*Written problem*
Please print all of the material below, word for word.

*Data entries*
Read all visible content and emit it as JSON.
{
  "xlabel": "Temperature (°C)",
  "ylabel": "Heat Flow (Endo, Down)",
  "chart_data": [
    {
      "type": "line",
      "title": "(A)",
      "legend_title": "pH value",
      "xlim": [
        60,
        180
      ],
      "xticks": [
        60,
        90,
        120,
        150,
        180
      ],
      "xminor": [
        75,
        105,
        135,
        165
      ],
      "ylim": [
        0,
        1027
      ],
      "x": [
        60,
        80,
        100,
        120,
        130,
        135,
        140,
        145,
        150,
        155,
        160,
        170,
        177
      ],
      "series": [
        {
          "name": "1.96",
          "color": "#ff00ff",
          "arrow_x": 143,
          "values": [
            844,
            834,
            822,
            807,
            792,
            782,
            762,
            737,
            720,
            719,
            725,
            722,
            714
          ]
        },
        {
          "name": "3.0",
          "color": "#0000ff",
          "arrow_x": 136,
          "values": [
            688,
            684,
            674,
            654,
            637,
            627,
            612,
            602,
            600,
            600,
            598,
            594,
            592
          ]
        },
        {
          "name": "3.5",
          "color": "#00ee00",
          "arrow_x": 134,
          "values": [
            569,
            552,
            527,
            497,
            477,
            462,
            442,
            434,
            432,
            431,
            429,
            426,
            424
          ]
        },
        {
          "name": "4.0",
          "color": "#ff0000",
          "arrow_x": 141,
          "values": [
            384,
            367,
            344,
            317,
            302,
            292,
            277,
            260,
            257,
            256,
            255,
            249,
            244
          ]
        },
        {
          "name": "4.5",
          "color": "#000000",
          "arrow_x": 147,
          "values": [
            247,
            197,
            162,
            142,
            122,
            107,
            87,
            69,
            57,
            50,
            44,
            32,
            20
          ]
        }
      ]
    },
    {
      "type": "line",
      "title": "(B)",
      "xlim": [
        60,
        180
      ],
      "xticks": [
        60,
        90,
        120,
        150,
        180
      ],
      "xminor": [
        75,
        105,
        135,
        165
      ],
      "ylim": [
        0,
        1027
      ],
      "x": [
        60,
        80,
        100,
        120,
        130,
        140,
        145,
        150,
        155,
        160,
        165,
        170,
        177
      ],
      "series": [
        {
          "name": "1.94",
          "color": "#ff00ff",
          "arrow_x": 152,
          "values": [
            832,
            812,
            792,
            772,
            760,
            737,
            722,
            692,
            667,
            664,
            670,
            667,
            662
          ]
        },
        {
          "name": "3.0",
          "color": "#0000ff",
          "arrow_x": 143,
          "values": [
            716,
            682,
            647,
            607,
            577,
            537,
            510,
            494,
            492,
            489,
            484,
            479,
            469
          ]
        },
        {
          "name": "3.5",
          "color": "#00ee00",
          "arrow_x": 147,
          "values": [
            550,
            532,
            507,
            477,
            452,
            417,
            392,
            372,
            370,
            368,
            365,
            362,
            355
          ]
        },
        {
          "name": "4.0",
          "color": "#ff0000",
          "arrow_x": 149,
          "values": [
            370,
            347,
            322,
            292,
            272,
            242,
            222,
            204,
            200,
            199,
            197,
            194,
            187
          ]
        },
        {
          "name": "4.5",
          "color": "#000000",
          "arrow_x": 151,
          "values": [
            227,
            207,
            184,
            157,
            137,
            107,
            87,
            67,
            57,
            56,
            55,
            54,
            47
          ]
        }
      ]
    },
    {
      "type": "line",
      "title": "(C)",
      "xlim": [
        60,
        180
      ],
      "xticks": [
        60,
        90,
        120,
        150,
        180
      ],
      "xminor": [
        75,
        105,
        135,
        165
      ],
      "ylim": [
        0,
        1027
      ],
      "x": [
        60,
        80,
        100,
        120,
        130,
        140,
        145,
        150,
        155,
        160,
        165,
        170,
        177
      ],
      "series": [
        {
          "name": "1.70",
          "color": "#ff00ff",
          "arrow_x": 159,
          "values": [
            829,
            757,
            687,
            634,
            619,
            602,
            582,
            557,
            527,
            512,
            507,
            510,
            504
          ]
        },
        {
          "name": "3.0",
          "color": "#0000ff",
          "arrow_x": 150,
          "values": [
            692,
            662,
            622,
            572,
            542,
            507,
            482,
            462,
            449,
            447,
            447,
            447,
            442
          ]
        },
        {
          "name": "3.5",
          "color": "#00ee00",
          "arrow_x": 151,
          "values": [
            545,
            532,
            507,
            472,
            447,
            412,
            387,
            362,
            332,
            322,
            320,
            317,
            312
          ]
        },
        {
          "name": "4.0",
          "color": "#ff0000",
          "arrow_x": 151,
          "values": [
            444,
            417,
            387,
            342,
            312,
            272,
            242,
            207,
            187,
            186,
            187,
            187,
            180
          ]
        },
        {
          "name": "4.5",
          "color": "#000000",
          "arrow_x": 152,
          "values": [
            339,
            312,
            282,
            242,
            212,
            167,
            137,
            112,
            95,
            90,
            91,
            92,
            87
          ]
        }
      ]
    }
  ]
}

*The reply*
Read all visible content and emit it as JSON.
{
  "xlabel": "Temperature (°C)",
  "ylabel": "Heat Flow (Endo, Down)",
  "chart_data": [
    {
      "type": "line",
      "title": "(A)",
      "legend_title": "pH value",
      "xlim": [
        60,
        180
      ],
      "xticks": [
        60,
        90,
        120,
        150,
        180
      ],
      "xminor": [
        75,
        105,
        135,
        165
      ],
      "ylim": [
        0,
        1027
      ],
      "x": [
        60,
        80,
        100,
        120,
        130,
        135,
        140,
        145,
        150,
        155,
        160,
        170,
        177
      ],
      "series": [
        {
          "name": "1.96",
          "color": "#ff00ff",
          "arrow_x": 143,
          "values": [
            844,
            834,
            822,
            807,
            792,
            782,
            762,
            737,
            720,
            719,
            725,
            722,
            714
          ]
        },
        {
          "name": "3.0",
          "color": "#0000ff",
          "arrow_x": 136,
          "values": [
            688,
            684,
            674,
            654,
            637,
            627,
            612,
            602,
            600,
            600,
            598,
            594,
            592
          ]
        },
        {
          "name": "3.5",
          "color": "#00ee00",
          "arrow_x": 134,
          "values": [
            569,
            552,
            527,
            497,
            477,
            462,
            442,
            434,
            432,
            431,
            429,
            426,
            424
          ]
        },
        {
          "name": "4.0",
          "color": "#ff0000",
          "arrow_x": 141,
          "values": [
            384,
            367,
            344,
            317,
            302,
            292,
            277,
            260,
            257,
            256,
            255,
            249,
            244
          ]
        },
        {
          "name": "4.5",
          "color": "#000000",
          "arrow_x": 147,
          "values": [
            247,
            197,
            162,
            142,
            122,
            107,
            87,
            69,
            57,
            50,
            44,
            32,
            20
          ]
        }
      ]
    },
    {
      "type": "line",
      "title": "(B)",
      "xlim": [
        60,
        180
      ],
      "xticks": [
        60,
        90,
        120,
        150,
        180
      ],
      "xminor": [
        75,
        105,
        135,
        165
      ],
      "ylim": [
        0,
        1027
      ],
      "x": [
        60,
        80,
        100,
        120,
        130,
        140,
        145,
        150,
        155,
        160,
        165,
        170,
        177
      ],
      "series": [
        {
          "name": "1.94",
          "color": "#ff00ff",
          "arrow_x": 152,
          "values": [
            832,
            812,
            792,
            772,
            760,
            737,
            722,
            692,
            667,
            664,
            670,
            667,
            662
          ]
        },
        {
          "name": "3.0",
          "color": "#0000ff",
          "arrow_x": 143,
          "values": [
            716,
            682,
            647,
            607,
            577,
            537,
            510,
            494,
            492,
            489,
            484,
            479,
            469
          ]
        },
        {
          "name": "3.5",
          "color": "#00ee00",
          "arrow_x": 147,
          "values": [
            550,
            532,
            507,
            477,
            452,
            417,
            392,
            372,
            370,
            368,
            365,
            362,
            355
          ]
        },
        {
          "name": "4.0",
          "color": "#ff0000",
          "arrow_x": 149,
          "values": [
            370,
            347,
            322,
            292,
            272,
            242,
            222,
            204,
            200,
            199,
            197,
            194,
            187
          ]
        },
        {
          "name": "4.5",
          "color": "#000000",
          "arrow_x": 151,
          "values": [
            227,
            207,
            184,
            157,
            137,
            107,
            87,
            67,
            57,
            56,
            55,
            54,
            47
          ]
        }
      ]
    },
    {
      "type": "line",
      "title": "(C)",
      "xlim": [
        60,
        180
      ],
      "xticks": [
        60,
        90,
        120,
        150,
        180
      ],
      "xminor": [
        75,
        105,
        135,
        165
      ],
      "ylim": [
        0,
        1027
      ],
      "x": [
        60,
        80,
        100,
        120,
        130,
        140,
        145,
        150,
        155,
        160,
        165,
        170,
        177
      ],
      "series": [
        {
          "name": "1.70",
          "color": "#ff00ff",
          "arrow_x": 159,
          "values": [
            829,
            757,
            687,
            634,
            619,
            602,
            582,
            557,
            527,
            512,
            507,
            510,
            504
          ]
        },
        {
          "name": "3.0",
          "color": "#0000ff",
          "arrow_x": 150,
          "values": [
            692,
            662,
            622,
            572,
            542,
            507,
            482,
            462,
            449,
            447,
            447,
            447,
            442
          ]
        },
        {
          "name": "3.5",
          "color": "#00ee00",
          "arrow_x": 151,
          "values": [
            545,
            532,
            507,
            472,
            447,
            412,
            387,
            362,
            332,
            322,
            320,
            317,
            312
          ]
        },
        {
          "name": "4.0",
          "color": "#ff0000",
          "arrow_x": 151,
          "values": [
            444,
            417,
            387,
            342,
            312,
            272,
            242,
            207,
            187,
            186,
            187,
            187,
            180
          ]
        },
        {
          "name": "4.5",
          "color": "#000000",
          "arrow_x": 152,
          "values": [
            339,
            312,
            282,
            242,
            212,
            167,
            137,
            112,
            95,
            90,
            91,
            92,
            87
          ]
        }
      ]
    }
  ]
}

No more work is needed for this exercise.